(Extracts from a graphics dataset)
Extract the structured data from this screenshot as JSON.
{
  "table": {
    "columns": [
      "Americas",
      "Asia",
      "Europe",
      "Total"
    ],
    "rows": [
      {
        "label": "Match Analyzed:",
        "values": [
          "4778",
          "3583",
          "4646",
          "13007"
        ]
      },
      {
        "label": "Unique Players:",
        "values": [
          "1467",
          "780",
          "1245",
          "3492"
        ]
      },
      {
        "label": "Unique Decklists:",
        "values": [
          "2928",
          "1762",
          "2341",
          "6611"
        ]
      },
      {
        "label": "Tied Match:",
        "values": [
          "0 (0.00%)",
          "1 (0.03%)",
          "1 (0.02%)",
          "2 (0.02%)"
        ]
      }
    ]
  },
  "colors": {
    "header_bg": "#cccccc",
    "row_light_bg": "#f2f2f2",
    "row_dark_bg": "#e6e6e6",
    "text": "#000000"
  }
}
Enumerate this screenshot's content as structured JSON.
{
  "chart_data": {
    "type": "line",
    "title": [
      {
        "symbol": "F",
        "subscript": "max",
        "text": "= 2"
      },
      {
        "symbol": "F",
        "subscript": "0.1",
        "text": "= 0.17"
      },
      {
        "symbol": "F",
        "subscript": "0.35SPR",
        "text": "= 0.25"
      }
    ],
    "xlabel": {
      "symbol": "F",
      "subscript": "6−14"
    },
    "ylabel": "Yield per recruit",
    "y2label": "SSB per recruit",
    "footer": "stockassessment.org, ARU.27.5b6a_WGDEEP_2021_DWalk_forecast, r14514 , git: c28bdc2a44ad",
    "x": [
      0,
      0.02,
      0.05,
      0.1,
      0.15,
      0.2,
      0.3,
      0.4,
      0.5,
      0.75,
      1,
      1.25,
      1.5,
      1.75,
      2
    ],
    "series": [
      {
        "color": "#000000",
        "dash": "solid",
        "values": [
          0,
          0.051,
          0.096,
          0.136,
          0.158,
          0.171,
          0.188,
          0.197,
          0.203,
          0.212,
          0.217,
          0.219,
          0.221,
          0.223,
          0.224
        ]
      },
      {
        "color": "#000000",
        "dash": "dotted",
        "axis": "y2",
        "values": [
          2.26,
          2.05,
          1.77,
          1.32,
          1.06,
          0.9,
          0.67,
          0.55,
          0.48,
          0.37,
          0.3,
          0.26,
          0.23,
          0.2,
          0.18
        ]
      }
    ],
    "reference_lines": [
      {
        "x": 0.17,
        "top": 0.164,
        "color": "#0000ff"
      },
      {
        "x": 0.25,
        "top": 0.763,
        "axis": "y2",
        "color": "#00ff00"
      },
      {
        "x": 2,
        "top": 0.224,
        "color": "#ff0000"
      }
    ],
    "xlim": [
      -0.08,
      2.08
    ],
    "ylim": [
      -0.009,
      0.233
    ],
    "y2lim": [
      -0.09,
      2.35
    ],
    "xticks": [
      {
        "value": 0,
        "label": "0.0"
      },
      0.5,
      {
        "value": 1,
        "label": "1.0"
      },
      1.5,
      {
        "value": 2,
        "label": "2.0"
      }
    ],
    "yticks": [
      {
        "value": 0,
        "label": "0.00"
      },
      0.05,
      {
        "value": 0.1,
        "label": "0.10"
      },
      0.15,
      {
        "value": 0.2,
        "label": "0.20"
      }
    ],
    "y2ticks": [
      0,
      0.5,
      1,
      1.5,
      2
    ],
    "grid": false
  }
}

* * *

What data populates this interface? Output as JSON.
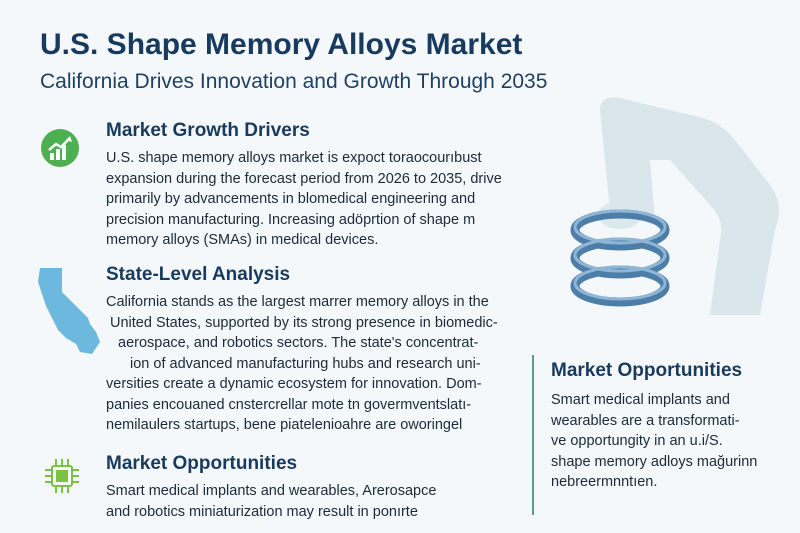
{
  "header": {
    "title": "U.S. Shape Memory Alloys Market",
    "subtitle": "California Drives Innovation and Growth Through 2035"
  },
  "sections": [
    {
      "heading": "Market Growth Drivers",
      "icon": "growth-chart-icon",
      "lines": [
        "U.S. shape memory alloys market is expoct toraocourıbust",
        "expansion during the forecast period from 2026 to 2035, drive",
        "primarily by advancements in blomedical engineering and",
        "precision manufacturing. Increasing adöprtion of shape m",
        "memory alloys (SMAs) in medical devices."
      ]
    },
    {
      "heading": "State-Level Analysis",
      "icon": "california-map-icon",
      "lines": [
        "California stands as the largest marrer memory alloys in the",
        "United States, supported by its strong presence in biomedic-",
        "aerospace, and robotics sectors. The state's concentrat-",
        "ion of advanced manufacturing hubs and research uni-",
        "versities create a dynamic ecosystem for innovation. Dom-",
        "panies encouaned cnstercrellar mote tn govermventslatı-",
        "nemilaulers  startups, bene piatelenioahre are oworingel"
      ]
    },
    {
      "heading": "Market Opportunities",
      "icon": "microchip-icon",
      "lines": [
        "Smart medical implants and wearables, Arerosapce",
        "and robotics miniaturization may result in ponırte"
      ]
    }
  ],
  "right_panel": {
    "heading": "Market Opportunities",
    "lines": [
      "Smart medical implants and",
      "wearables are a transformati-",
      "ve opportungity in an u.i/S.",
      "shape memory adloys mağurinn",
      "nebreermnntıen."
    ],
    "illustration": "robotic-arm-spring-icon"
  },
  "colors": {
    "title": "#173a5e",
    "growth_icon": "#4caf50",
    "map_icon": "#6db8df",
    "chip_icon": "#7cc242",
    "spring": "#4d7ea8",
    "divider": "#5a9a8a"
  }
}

**What the task asks**
Look through the data above. Find each line with the string "manufacturing" and copy it.

**Response**
        "precision manufacturing. Increasing adöprtion of shape m",
        "ion of advanced manufacturing hubs and research uni-",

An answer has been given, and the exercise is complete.